-- Start of Items --

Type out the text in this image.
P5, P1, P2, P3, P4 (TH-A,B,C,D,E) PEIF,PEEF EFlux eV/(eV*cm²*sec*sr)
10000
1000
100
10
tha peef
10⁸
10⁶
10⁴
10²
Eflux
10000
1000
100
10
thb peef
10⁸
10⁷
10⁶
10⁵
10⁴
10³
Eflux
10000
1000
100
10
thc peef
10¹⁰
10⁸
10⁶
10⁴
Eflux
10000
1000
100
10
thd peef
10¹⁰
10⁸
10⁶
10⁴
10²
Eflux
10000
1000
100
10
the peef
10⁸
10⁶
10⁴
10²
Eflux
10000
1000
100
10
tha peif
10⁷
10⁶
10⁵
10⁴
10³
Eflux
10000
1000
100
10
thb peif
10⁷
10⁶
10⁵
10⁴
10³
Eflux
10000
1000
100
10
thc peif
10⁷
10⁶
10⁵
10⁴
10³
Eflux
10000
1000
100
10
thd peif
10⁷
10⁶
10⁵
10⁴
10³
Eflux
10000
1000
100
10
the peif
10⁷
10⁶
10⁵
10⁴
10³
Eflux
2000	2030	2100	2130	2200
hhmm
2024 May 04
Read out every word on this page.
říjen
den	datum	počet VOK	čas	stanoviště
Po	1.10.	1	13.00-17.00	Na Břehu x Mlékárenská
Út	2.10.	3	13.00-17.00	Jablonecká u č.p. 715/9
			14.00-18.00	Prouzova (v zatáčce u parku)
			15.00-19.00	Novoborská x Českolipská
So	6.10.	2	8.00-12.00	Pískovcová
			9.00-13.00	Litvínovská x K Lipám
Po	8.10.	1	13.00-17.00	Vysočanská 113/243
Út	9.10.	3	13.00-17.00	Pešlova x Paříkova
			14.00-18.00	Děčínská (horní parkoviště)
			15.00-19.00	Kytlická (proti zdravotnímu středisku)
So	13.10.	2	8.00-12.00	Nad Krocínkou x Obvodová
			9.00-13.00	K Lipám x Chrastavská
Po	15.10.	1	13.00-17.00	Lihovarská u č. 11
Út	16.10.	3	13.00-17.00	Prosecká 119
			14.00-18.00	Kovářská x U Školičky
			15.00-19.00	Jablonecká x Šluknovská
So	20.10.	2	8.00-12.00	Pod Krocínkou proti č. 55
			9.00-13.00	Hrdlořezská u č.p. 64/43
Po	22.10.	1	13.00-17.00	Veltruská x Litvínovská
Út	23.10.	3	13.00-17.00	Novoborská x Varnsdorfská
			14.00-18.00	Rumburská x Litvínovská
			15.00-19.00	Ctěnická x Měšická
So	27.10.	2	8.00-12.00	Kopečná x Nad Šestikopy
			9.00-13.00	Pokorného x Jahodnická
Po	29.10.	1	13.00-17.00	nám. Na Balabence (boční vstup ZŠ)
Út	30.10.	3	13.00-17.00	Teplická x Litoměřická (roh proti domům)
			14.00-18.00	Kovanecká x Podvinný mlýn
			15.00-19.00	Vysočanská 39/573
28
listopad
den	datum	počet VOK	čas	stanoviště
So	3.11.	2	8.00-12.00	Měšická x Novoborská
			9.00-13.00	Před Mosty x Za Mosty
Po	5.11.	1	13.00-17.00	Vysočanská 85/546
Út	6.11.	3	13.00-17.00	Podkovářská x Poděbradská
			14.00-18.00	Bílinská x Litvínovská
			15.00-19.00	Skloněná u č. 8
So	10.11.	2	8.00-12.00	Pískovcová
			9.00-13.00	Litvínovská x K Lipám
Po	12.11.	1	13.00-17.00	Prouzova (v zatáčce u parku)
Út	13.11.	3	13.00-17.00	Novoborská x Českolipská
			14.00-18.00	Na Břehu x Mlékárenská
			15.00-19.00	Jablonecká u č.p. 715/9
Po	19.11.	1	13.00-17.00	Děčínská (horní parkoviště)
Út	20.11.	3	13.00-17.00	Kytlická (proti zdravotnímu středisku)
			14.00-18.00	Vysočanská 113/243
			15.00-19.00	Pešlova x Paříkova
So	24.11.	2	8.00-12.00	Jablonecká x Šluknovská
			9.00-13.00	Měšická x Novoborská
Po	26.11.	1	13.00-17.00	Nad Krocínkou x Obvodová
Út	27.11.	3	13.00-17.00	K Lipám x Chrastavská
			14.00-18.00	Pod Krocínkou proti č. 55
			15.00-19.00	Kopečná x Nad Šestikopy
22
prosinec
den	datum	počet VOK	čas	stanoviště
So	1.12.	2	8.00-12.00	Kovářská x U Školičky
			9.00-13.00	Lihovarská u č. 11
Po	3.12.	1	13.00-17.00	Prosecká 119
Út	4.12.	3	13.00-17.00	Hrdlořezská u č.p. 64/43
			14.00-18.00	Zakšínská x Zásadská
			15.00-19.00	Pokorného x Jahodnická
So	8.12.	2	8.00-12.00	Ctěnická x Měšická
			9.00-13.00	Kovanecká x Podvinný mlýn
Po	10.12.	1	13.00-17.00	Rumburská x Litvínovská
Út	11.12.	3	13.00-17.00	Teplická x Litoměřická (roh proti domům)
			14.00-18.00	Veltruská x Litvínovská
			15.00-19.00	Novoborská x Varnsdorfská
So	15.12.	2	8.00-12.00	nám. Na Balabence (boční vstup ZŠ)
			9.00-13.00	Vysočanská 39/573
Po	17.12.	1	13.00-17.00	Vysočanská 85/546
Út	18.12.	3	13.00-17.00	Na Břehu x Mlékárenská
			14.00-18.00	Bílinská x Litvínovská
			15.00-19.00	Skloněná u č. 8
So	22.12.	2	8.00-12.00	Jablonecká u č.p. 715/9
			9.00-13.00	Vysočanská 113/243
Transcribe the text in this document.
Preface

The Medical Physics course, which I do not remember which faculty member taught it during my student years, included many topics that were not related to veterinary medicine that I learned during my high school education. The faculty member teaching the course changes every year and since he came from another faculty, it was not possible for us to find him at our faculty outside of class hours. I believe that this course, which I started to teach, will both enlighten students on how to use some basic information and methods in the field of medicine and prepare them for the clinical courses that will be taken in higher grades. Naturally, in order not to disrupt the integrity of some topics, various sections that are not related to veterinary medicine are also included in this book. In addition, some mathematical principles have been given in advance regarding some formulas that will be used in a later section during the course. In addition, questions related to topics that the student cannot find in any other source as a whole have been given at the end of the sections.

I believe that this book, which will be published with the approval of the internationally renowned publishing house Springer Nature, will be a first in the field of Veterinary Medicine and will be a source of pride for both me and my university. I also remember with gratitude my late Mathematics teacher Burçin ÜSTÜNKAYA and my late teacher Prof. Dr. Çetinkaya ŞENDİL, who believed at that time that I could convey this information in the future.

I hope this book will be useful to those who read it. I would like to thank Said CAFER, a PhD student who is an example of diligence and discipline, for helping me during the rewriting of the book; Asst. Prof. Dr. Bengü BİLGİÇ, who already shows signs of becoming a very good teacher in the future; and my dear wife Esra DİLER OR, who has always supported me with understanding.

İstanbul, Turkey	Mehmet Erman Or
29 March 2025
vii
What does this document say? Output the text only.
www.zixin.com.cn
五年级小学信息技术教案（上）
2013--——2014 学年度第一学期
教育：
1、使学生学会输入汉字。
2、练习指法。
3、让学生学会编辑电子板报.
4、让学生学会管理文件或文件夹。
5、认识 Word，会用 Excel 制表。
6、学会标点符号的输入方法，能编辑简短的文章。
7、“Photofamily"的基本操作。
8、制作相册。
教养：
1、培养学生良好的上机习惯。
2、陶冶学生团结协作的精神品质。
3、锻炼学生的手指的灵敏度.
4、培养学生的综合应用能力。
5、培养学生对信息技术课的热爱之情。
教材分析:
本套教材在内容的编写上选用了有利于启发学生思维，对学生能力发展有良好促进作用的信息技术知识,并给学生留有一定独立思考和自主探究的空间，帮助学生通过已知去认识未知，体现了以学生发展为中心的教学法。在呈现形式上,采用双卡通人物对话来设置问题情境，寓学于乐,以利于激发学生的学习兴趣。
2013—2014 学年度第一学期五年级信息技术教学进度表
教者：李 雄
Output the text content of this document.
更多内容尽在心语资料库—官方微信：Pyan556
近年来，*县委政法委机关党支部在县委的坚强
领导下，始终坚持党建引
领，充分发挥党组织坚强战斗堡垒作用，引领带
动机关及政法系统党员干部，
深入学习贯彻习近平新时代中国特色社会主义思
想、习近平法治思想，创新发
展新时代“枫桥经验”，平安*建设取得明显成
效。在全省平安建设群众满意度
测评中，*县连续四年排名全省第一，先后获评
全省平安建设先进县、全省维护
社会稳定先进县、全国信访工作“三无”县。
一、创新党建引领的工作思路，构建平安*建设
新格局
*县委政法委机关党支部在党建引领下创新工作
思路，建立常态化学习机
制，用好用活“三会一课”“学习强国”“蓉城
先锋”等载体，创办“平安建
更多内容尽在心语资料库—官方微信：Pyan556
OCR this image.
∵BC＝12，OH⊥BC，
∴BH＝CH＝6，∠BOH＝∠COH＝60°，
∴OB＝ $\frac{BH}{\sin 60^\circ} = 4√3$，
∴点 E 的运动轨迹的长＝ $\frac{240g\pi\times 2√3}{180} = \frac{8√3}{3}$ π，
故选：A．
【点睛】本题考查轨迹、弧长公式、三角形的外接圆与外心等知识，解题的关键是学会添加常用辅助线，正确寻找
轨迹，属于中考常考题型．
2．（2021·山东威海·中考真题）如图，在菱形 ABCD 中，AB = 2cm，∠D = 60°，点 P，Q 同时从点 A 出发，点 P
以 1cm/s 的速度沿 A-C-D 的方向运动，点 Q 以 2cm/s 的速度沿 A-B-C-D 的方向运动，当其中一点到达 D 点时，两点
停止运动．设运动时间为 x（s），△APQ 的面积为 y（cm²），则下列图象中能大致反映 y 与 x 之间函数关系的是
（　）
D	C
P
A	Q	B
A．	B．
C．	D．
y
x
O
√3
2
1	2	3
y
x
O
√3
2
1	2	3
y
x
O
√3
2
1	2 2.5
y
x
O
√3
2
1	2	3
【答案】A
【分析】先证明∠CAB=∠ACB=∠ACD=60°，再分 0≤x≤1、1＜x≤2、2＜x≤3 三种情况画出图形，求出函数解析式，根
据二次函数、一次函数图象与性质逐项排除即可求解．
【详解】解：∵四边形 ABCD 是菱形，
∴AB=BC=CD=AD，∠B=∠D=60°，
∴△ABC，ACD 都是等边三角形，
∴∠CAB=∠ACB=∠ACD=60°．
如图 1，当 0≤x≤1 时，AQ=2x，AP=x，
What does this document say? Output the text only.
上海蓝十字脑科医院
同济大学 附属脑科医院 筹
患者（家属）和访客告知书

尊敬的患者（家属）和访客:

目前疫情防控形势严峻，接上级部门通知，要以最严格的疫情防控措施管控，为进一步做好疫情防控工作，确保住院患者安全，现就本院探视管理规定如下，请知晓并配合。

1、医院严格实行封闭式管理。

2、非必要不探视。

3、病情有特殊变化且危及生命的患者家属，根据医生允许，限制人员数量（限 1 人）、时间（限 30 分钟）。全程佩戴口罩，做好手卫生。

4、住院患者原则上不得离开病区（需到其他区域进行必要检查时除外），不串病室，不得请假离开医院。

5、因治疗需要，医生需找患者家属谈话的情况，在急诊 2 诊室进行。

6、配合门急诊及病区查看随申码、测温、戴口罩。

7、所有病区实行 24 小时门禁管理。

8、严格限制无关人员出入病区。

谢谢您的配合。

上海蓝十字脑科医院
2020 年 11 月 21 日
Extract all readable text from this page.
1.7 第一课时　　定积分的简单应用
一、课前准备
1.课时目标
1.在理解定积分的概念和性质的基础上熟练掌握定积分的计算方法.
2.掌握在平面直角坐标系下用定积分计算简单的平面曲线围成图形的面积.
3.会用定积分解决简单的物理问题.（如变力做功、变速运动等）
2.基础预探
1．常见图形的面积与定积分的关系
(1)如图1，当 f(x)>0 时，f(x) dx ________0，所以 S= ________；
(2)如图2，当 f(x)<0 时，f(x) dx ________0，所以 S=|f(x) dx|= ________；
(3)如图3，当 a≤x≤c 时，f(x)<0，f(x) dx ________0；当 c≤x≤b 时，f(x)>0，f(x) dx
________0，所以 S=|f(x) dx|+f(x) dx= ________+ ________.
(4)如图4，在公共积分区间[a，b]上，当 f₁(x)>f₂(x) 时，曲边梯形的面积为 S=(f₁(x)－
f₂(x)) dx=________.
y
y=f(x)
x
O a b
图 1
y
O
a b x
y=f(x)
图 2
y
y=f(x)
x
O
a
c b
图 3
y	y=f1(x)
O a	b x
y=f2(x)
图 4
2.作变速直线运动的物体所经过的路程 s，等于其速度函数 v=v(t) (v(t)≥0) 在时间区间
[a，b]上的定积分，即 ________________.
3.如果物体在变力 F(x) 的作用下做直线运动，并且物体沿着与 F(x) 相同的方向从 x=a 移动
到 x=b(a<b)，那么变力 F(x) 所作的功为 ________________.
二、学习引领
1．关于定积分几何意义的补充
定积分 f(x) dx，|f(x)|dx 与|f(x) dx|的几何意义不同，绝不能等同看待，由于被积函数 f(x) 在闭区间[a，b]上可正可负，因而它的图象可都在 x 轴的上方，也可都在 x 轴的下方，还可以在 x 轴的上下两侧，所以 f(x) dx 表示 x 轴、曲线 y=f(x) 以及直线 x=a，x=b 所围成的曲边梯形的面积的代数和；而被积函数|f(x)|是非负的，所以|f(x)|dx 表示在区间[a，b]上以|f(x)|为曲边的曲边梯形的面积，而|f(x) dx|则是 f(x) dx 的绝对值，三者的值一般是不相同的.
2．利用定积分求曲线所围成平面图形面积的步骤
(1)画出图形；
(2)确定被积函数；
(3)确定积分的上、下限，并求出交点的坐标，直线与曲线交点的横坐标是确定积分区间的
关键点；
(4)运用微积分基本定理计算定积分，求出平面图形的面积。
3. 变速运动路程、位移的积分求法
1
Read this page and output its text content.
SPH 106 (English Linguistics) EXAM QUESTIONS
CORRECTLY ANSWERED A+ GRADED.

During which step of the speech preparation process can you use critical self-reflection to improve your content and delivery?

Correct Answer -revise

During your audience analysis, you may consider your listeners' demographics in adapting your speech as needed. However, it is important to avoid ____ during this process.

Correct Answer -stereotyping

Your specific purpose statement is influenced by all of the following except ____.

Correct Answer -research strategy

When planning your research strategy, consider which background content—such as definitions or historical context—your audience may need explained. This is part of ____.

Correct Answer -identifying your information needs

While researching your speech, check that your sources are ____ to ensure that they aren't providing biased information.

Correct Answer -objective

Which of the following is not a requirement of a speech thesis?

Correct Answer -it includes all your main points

-- End of Items --

Task directions:
Pick out the lines containing the string "Pokorného" and show them.

Task solution:
			9.00-13.00	Pokorného x Jahodnická
			15.00-19.00	Pokorného x Jahodnická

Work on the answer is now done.